▸ **Job**
Pictures stay out of your copy, but everything else in the records below must be repeated exactly.

----- Task input -----

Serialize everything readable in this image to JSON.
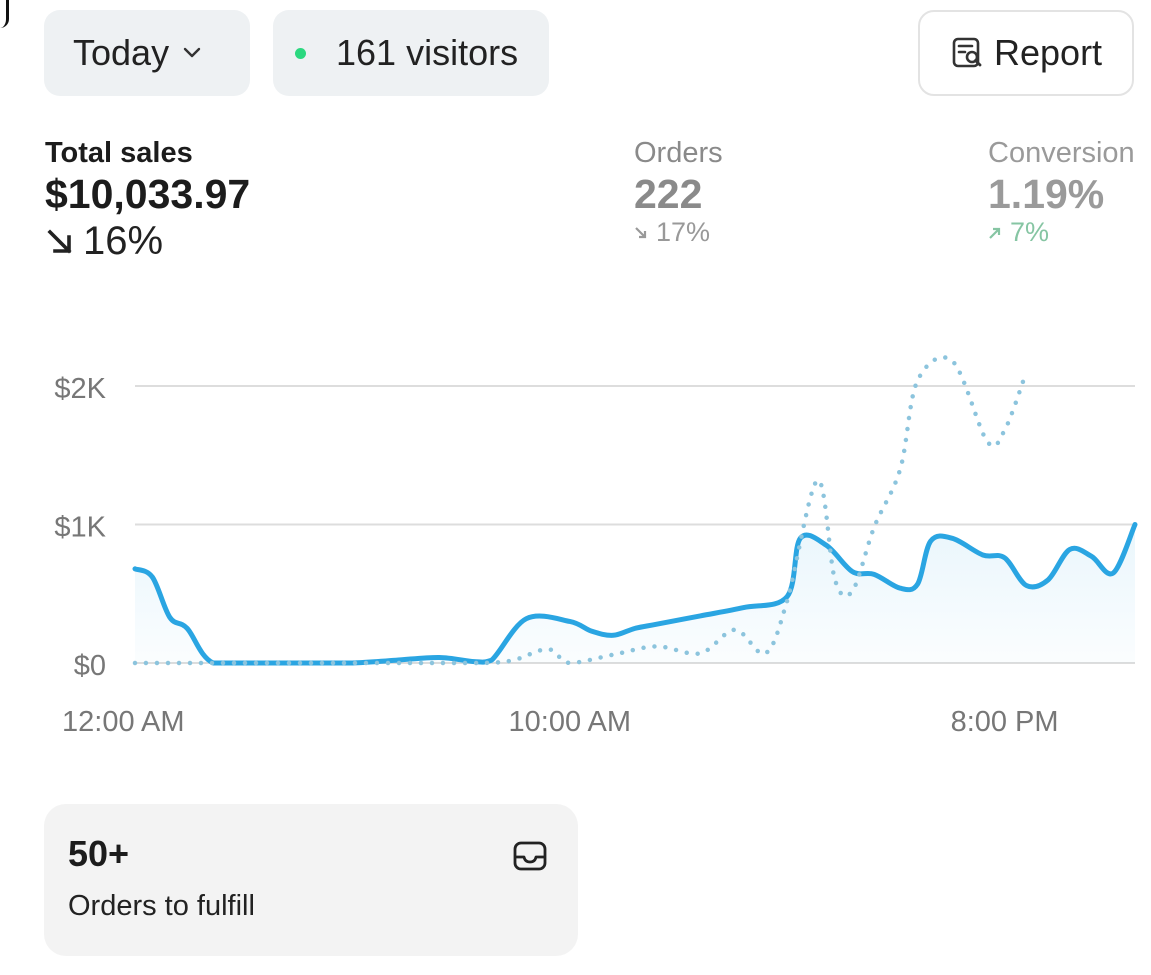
{
  "header": {
    "date_range_label": "Today",
    "visitors_label": "161 visitors",
    "report_label": "Report"
  },
  "metrics": {
    "total_sales": {
      "label": "Total sales",
      "value": "$10,033.97",
      "delta": "16%",
      "direction": "down"
    },
    "orders": {
      "label": "Orders",
      "value": "222",
      "delta": "17%",
      "direction": "down"
    },
    "conversion": {
      "label": "Conversion",
      "value": "1.19%",
      "delta": "7%",
      "direction": "up"
    }
  },
  "colors": {
    "accent": "#2aa5e2",
    "comparison": "#8cc4dd",
    "live_dot": "#2bd87f",
    "up": "#86c5a3"
  },
  "icons": {
    "date_dropdown": "chevron-down-icon",
    "report": "report-search-icon",
    "sales_delta": "arrow-down-right-icon",
    "orders_delta": "arrow-down-right-icon",
    "conversion_delta": "arrow-up-right-icon",
    "fulfill": "inbox-icon"
  },
  "chart_data": {
    "type": "line",
    "y_ticks": [
      {
        "value": 0,
        "label": "$0"
      },
      {
        "value": 1000,
        "label": "$1K"
      },
      {
        "value": 2000,
        "label": "$2K"
      }
    ],
    "x_ticks": [
      {
        "hour": 0,
        "label": "12:00 AM"
      },
      {
        "hour": 10,
        "label": "10:00 AM"
      },
      {
        "hour": 20,
        "label": "8:00 PM"
      }
    ],
    "ylim": [
      0,
      2000
    ],
    "xlim": [
      0,
      23
    ],
    "grid": true,
    "series": [
      {
        "style": "solid",
        "points": [
          [
            0,
            680
          ],
          [
            0.4,
            620
          ],
          [
            0.8,
            330
          ],
          [
            1.2,
            250
          ],
          [
            1.8,
            0
          ],
          [
            3,
            0
          ],
          [
            4,
            0
          ],
          [
            5,
            0
          ],
          [
            6,
            20
          ],
          [
            7,
            40
          ],
          [
            7.8,
            10
          ],
          [
            8.2,
            20
          ],
          [
            9,
            320
          ],
          [
            10,
            300
          ],
          [
            10.5,
            230
          ],
          [
            11,
            200
          ],
          [
            11.5,
            250
          ],
          [
            12,
            280
          ],
          [
            13,
            340
          ],
          [
            14,
            400
          ],
          [
            15,
            480
          ],
          [
            15.3,
            900
          ],
          [
            15.9,
            850
          ],
          [
            16.5,
            660
          ],
          [
            17,
            640
          ],
          [
            17.6,
            540
          ],
          [
            18,
            570
          ],
          [
            18.3,
            880
          ],
          [
            18.8,
            900
          ],
          [
            19.5,
            780
          ],
          [
            20,
            760
          ],
          [
            20.5,
            560
          ],
          [
            21,
            600
          ],
          [
            21.5,
            820
          ],
          [
            22,
            770
          ],
          [
            22.5,
            650
          ],
          [
            23,
            1000
          ]
        ]
      },
      {
        "style": "dotted",
        "points": [
          [
            0,
            0
          ],
          [
            1,
            0
          ],
          [
            2,
            0
          ],
          [
            3,
            0
          ],
          [
            4,
            0
          ],
          [
            5,
            0
          ],
          [
            6,
            0
          ],
          [
            7,
            0
          ],
          [
            8,
            0
          ],
          [
            8.7,
            20
          ],
          [
            9.5,
            100
          ],
          [
            10,
            0
          ],
          [
            11,
            60
          ],
          [
            12,
            120
          ],
          [
            13,
            70
          ],
          [
            13.8,
            240
          ],
          [
            14.5,
            70
          ],
          [
            15,
            450
          ],
          [
            15.7,
            1320
          ],
          [
            16.1,
            600
          ],
          [
            16.5,
            520
          ],
          [
            17,
            980
          ],
          [
            17.6,
            1400
          ],
          [
            18,
            2040
          ],
          [
            18.8,
            2180
          ],
          [
            19.6,
            1600
          ],
          [
            20,
            1680
          ],
          [
            20.5,
            2100
          ]
        ]
      }
    ]
  },
  "fulfill_card": {
    "count": "50+",
    "label": "Orders to fulfill"
  }
}
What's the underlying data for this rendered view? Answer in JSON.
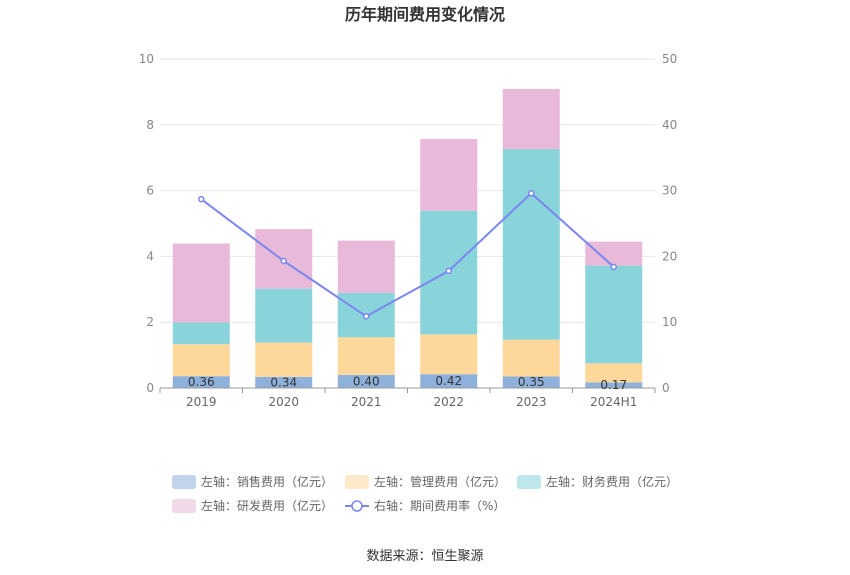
{
  "chart_data": {
    "type": "bar",
    "title": "历年期间费用变化情况",
    "categories": [
      "2019",
      "2020",
      "2021",
      "2022",
      "2023",
      "2024H1"
    ],
    "y_left": {
      "min": 0,
      "max": 10,
      "ticks": [
        "0",
        "2",
        "4",
        "6",
        "8",
        "10"
      ]
    },
    "y_right": {
      "min": 0,
      "max": 50,
      "ticks": [
        "0",
        "10",
        "20",
        "30",
        "40",
        "50"
      ]
    },
    "series": [
      {
        "name": "左轴：销售费用（亿元）",
        "type": "bar",
        "axis": "left",
        "color": "#8eb1dc",
        "values": [
          0.36,
          0.34,
          0.4,
          0.42,
          0.35,
          0.17
        ],
        "labels": [
          "0.36",
          "0.34",
          "0.40",
          "0.42",
          "0.35",
          "0.17"
        ]
      },
      {
        "name": "左轴：管理费用（亿元）",
        "type": "bar",
        "axis": "left",
        "color": "#fdd89a",
        "values": [
          0.97,
          1.04,
          1.14,
          1.21,
          1.12,
          0.58
        ]
      },
      {
        "name": "左轴：财务费用（亿元）",
        "type": "bar",
        "axis": "left",
        "color": "#88d4da",
        "values": [
          0.66,
          1.64,
          1.35,
          3.76,
          5.79,
          2.97
        ]
      },
      {
        "name": "左轴：研发费用（亿元）",
        "type": "bar",
        "axis": "left",
        "color": "#e8b9d9",
        "values": [
          2.4,
          1.81,
          1.59,
          2.18,
          1.83,
          0.73
        ]
      },
      {
        "name": "右轴：期间费用率（%）",
        "type": "line",
        "axis": "right",
        "color": "#7b86f0",
        "values": [
          28.7,
          19.3,
          10.9,
          17.8,
          29.6,
          18.4
        ]
      }
    ],
    "legend_position": "bottom",
    "grid": true
  },
  "source": "数据来源：恒生聚源"
}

-----

▸ **Result**
Serialize everything readable in this image to JSON.
{
  "header": {
    "date_range_label": "Today",
    "visitors_label": "161 visitors",
    "report_label": "Report"
  },
  "metrics": {
    "total_sales": {
      "label": "Total sales",
      "value": "$10,033.97",
      "delta": "16%",
      "direction": "down"
    },
    "orders": {
      "label": "Orders",
      "value": "222",
      "delta": "17%",
      "direction": "down"
    },
    "conversion": {
      "label": "Conversion",
      "value": "1.19%",
      "delta": "7%",
      "direction": "up"
    }
  },
  "colors": {
    "accent": "#2aa5e2",
    "comparison": "#8cc4dd",
    "live_dot": "#2bd87f",
    "up": "#86c5a3"
  },
  "icons": {
    "date_dropdown": "chevron-down-icon",
    "report": "report-search-icon",
    "sales_delta": "arrow-down-right-icon",
    "orders_delta": "arrow-down-right-icon",
    "conversion_delta": "arrow-up-right-icon",
    "fulfill": "inbox-icon"
  },
  "chart_data": {
    "type": "line",
    "y_ticks": [
      {
        "value": 0,
        "label": "$0"
      },
      {
        "value": 1000,
        "label": "$1K"
      },
      {
        "value": 2000,
        "label": "$2K"
      }
    ],
    "x_ticks": [
      {
        "hour": 0,
        "label": "12:00 AM"
      },
      {
        "hour": 10,
        "label": "10:00 AM"
      },
      {
        "hour": 20,
        "label": "8:00 PM"
      }
    ],
    "ylim": [
      0,
      2000
    ],
    "xlim": [
      0,
      23
    ],
    "grid": true,
    "series": [
      {
        "style": "solid",
        "points": [
          [
            0,
            680
          ],
          [
            0.4,
            620
          ],
          [
            0.8,
            330
          ],
          [
            1.2,
            250
          ],
          [
            1.8,
            0
          ],
          [
            3,
            0
          ],
          [
            4,
            0
          ],
          [
            5,
            0
          ],
          [
            6,
            20
          ],
          [
            7,
            40
          ],
          [
            7.8,
            10
          ],
          [
            8.2,
            20
          ],
          [
            9,
            320
          ],
          [
            10,
            300
          ],
          [
            10.5,
            230
          ],
          [
            11,
            200
          ],
          [
            11.5,
            250
          ],
          [
            12,
            280
          ],
          [
            13,
            340
          ],
          [
            14,
            400
          ],
          [
            15,
            480
          ],
          [
            15.3,
            900
          ],
          [
            15.9,
            850
          ],
          [
            16.5,
            660
          ],
          [
            17,
            640
          ],
          [
            17.6,
            540
          ],
          [
            18,
            570
          ],
          [
            18.3,
            880
          ],
          [
            18.8,
            900
          ],
          [
            19.5,
            780
          ],
          [
            20,
            760
          ],
          [
            20.5,
            560
          ],
          [
            21,
            600
          ],
          [
            21.5,
            820
          ],
          [
            22,
            770
          ],
          [
            22.5,
            650
          ],
          [
            23,
            1000
          ]
        ]
      },
      {
        "style": "dotted",
        "points": [
          [
            0,
            0
          ],
          [
            1,
            0
          ],
          [
            2,
            0
          ],
          [
            3,
            0
          ],
          [
            4,
            0
          ],
          [
            5,
            0
          ],
          [
            6,
            0
          ],
          [
            7,
            0
          ],
          [
            8,
            0
          ],
          [
            8.7,
            20
          ],
          [
            9.5,
            100
          ],
          [
            10,
            0
          ],
          [
            11,
            60
          ],
          [
            12,
            120
          ],
          [
            13,
            70
          ],
          [
            13.8,
            240
          ],
          [
            14.5,
            70
          ],
          [
            15,
            450
          ],
          [
            15.7,
            1320
          ],
          [
            16.1,
            600
          ],
          [
            16.5,
            520
          ],
          [
            17,
            980
          ],
          [
            17.6,
            1400
          ],
          [
            18,
            2040
          ],
          [
            18.8,
            2180
          ],
          [
            19.6,
            1600
          ],
          [
            20,
            1680
          ],
          [
            20.5,
            2100
          ]
        ]
      }
    ]
  },
  "fulfill_card": {
    "count": "50+",
    "label": "Orders to fulfill"
  }
}
What's the underlying data for this rendered view? Answer in JSON.
{
  "chart_data": {
    "type": "bar",
    "title": "历年期间费用变化情况",
    "categories": [
      "2019",
      "2020",
      "2021",
      "2022",
      "2023",
      "2024H1"
    ],
    "y_left": {
      "min": 0,
      "max": 10,
      "ticks": [
        "0",
        "2",
        "4",
        "6",
        "8",
        "10"
      ]
    },
    "y_right": {
      "min": 0,
      "max": 50,
      "ticks": [
        "0",
        "10",
        "20",
        "30",
        "40",
        "50"
      ]
    },
    "series": [
      {
        "name": "左轴：销售费用（亿元）",
        "type": "bar",
        "axis": "left",
        "color": "#8eb1dc",
        "values": [
          0.36,
          0.34,
          0.4,
          0.42,
          0.35,
          0.17
        ],
        "labels": [
          "0.36",
          "0.34",
          "0.40",
          "0.42",
          "0.35",
          "0.17"
        ]
      },
      {
        "name": "左轴：管理费用（亿元）",
        "type": "bar",
        "axis": "left",
        "color": "#fdd89a",
        "values": [
          0.97,
          1.04,
          1.14,
          1.21,
          1.12,
          0.58
        ]
      },
      {
        "name": "左轴：财务费用（亿元）",
        "type": "bar",
        "axis": "left",
        "color": "#88d4da",
        "values": [
          0.66,
          1.64,
          1.35,
          3.76,
          5.79,
          2.97
        ]
      },
      {
        "name": "左轴：研发费用（亿元）",
        "type": "bar",
        "axis": "left",
        "color": "#e8b9d9",
        "values": [
          2.4,
          1.81,
          1.59,
          2.18,
          1.83,
          0.73
        ]
      },
      {
        "name": "右轴：期间费用率（%）",
        "type": "line",
        "axis": "right",
        "color": "#7b86f0",
        "values": [
          28.7,
          19.3,
          10.9,
          17.8,
          29.6,
          18.4
        ]
      }
    ],
    "legend_position": "bottom",
    "grid": true
  },
  "source": "数据来源：恒生聚源"
}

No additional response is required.